Exact reproduction is required for all entries.
** begin **
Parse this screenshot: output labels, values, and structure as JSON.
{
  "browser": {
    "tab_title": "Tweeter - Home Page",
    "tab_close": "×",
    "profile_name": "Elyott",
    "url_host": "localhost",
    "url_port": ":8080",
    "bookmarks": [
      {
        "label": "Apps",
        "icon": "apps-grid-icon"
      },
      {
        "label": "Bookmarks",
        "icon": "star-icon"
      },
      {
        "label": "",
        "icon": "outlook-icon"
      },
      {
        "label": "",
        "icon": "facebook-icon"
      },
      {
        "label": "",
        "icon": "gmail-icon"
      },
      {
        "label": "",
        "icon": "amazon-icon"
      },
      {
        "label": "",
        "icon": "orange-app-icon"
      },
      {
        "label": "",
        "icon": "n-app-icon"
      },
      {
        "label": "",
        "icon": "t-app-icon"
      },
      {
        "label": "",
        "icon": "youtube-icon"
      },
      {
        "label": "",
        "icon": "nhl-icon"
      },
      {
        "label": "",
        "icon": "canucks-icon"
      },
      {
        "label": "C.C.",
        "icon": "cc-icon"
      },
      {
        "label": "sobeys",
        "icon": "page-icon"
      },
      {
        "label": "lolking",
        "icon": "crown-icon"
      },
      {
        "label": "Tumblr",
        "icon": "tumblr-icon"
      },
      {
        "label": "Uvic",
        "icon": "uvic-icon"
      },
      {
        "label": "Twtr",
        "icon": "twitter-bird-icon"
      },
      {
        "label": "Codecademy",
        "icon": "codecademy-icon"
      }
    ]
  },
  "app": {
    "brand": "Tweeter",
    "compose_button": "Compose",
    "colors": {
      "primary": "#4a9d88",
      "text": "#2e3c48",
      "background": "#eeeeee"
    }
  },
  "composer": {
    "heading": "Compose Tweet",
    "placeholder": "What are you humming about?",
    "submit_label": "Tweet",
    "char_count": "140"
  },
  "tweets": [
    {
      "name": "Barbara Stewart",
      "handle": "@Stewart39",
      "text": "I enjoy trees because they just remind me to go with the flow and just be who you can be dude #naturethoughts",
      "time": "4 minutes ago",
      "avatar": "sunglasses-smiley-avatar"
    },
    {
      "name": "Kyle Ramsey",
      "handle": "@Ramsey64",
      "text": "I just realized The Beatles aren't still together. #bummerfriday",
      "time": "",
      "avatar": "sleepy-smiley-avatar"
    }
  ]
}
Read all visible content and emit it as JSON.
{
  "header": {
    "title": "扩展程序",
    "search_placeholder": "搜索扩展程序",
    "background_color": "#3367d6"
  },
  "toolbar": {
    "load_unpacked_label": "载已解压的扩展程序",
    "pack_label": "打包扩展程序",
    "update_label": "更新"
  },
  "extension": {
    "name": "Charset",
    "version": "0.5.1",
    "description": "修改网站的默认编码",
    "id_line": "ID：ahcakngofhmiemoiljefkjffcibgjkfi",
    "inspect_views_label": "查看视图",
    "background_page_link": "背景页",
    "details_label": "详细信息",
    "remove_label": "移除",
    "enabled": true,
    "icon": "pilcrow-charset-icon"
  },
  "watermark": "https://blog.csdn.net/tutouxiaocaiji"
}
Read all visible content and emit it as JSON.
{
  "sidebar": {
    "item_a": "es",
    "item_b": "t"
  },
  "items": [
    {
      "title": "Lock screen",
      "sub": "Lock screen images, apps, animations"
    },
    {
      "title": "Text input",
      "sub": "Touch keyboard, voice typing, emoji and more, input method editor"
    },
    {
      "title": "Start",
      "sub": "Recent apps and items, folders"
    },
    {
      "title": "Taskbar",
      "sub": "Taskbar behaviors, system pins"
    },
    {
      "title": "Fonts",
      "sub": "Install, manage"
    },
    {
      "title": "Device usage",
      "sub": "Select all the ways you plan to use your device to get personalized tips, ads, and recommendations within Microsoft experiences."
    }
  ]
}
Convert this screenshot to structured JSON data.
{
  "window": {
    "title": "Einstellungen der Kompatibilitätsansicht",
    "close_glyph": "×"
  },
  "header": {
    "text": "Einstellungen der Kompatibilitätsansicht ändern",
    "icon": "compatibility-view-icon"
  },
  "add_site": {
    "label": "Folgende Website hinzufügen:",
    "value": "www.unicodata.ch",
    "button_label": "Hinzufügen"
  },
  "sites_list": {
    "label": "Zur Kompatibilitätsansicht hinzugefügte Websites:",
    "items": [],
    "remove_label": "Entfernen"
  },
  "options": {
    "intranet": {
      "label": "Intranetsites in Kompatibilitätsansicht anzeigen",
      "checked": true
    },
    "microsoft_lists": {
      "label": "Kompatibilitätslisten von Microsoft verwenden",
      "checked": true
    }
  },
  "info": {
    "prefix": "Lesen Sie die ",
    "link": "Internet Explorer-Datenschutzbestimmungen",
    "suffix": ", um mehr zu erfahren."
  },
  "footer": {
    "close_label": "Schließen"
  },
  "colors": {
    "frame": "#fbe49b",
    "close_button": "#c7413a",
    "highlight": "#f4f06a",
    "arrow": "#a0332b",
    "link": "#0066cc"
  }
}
** end **
Problem solution:
Parse this screenshot: output labels, values, and structure as JSON.
{
  "browser": {
    "tab_title": "Tweeter - Home Page",
    "tab_close": "×",
    "profile_name": "Elyott",
    "url_host": "localhost",
    "url_port": ":8080",
    "bookmarks": [
      {
        "label": "Apps",
        "icon": "apps-grid-icon"
      },
      {
        "label": "Bookmarks",
        "icon": "star-icon"
      },
      {
        "label": "",
        "icon": "outlook-icon"
      },
      {
        "label": "",
        "icon": "facebook-icon"
      },
      {
        "label": "",
        "icon": "gmail-icon"
      },
      {
        "label": "",
        "icon": "amazon-icon"
      },
      {
        "label": "",
        "icon": "orange-app-icon"
      },
      {
        "label": "",
        "icon": "n-app-icon"
      },
      {
        "label": "",
        "icon": "t-app-icon"
      },
      {
        "label": "",
        "icon": "youtube-icon"
      },
      {
        "label": "",
        "icon": "nhl-icon"
      },
      {
        "label": "",
        "icon": "canucks-icon"
      },
      {
        "label": "C.C.",
        "icon": "cc-icon"
      },
      {
        "label": "sobeys",
        "icon": "page-icon"
      },
      {
        "label": "lolking",
        "icon": "crown-icon"
      },
      {
        "label": "Tumblr",
        "icon": "tumblr-icon"
      },
      {
        "label": "Uvic",
        "icon": "uvic-icon"
      },
      {
        "label": "Twtr",
        "icon": "twitter-bird-icon"
      },
      {
        "label": "Codecademy",
        "icon": "codecademy-icon"
      }
    ]
  },
  "app": {
    "brand": "Tweeter",
    "compose_button": "Compose",
    "colors": {
      "primary": "#4a9d88",
      "text": "#2e3c48",
      "background": "#eeeeee"
    }
  },
  "composer": {
    "heading": "Compose Tweet",
    "placeholder": "What are you humming about?",
    "submit_label": "Tweet",
    "char_count": "140"
  },
  "tweets": [
    {
      "name": "Barbara Stewart",
      "handle": "@Stewart39",
      "text": "I enjoy trees because they just remind me to go with the flow and just be who you can be dude #naturethoughts",
      "time": "4 minutes ago",
      "avatar": "sunglasses-smiley-avatar"
    },
    {
      "name": "Kyle Ramsey",
      "handle": "@Ramsey64",
      "text": "I just realized The Beatles aren't still together. #bummerfriday",
      "time": "",
      "avatar": "sleepy-smiley-avatar"
    }
  ]
}
Read all visible content and emit it as JSON.
{
  "header": {
    "title": "扩展程序",
    "search_placeholder": "搜索扩展程序",
    "background_color": "#3367d6"
  },
  "toolbar": {
    "load_unpacked_label": "载已解压的扩展程序",
    "pack_label": "打包扩展程序",
    "update_label": "更新"
  },
  "extension": {
    "name": "Charset",
    "version": "0.5.1",
    "description": "修改网站的默认编码",
    "id_line": "ID：ahcakngofhmiemoiljefkjffcibgjkfi",
    "inspect_views_label": "查看视图",
    "background_page_link": "背景页",
    "details_label": "详细信息",
    "remove_label": "移除",
    "enabled": true,
    "icon": "pilcrow-charset-icon"
  },
  "watermark": "https://blog.csdn.net/tutouxiaocaiji"
}
Read all visible content and emit it as JSON.
{
  "sidebar": {
    "item_a": "es",
    "item_b": "t"
  },
  "items": [
    {
      "title": "Lock screen",
      "sub": "Lock screen images, apps, animations"
    },
    {
      "title": "Text input",
      "sub": "Touch keyboard, voice typing, emoji and more, input method editor"
    },
    {
      "title": "Start",
      "sub": "Recent apps and items, folders"
    },
    {
      "title": "Taskbar",
      "sub": "Taskbar behaviors, system pins"
    },
    {
      "title": "Fonts",
      "sub": "Install, manage"
    },
    {
      "title": "Device usage",
      "sub": "Select all the ways you plan to use your device to get personalized tips, ads, and recommendations within Microsoft experiences."
    }
  ]
}
Convert this screenshot to structured JSON data.
{
  "window": {
    "title": "Einstellungen der Kompatibilitätsansicht",
    "close_glyph": "×"
  },
  "header": {
    "text": "Einstellungen der Kompatibilitätsansicht ändern",
    "icon": "compatibility-view-icon"
  },
  "add_site": {
    "label": "Folgende Website hinzufügen:",
    "value": "www.unicodata.ch",
    "button_label": "Hinzufügen"
  },
  "sites_list": {
    "label": "Zur Kompatibilitätsansicht hinzugefügte Websites:",
    "items": [],
    "remove_label": "Entfernen"
  },
  "options": {
    "intranet": {
      "label": "Intranetsites in Kompatibilitätsansicht anzeigen",
      "checked": true
    },
    "microsoft_lists": {
      "label": "Kompatibilitätslisten von Microsoft verwenden",
      "checked": true
    }
  },
  "info": {
    "prefix": "Lesen Sie die ",
    "link": "Internet Explorer-Datenschutzbestimmungen",
    "suffix": ", um mehr zu erfahren."
  },
  "footer": {
    "close_label": "Schließen"
  },
  "colors": {
    "frame": "#fbe49b",
    "close_button": "#c7413a",
    "highlight": "#f4f06a",
    "arrow": "#a0332b",
    "link": "#0066cc"
  }
}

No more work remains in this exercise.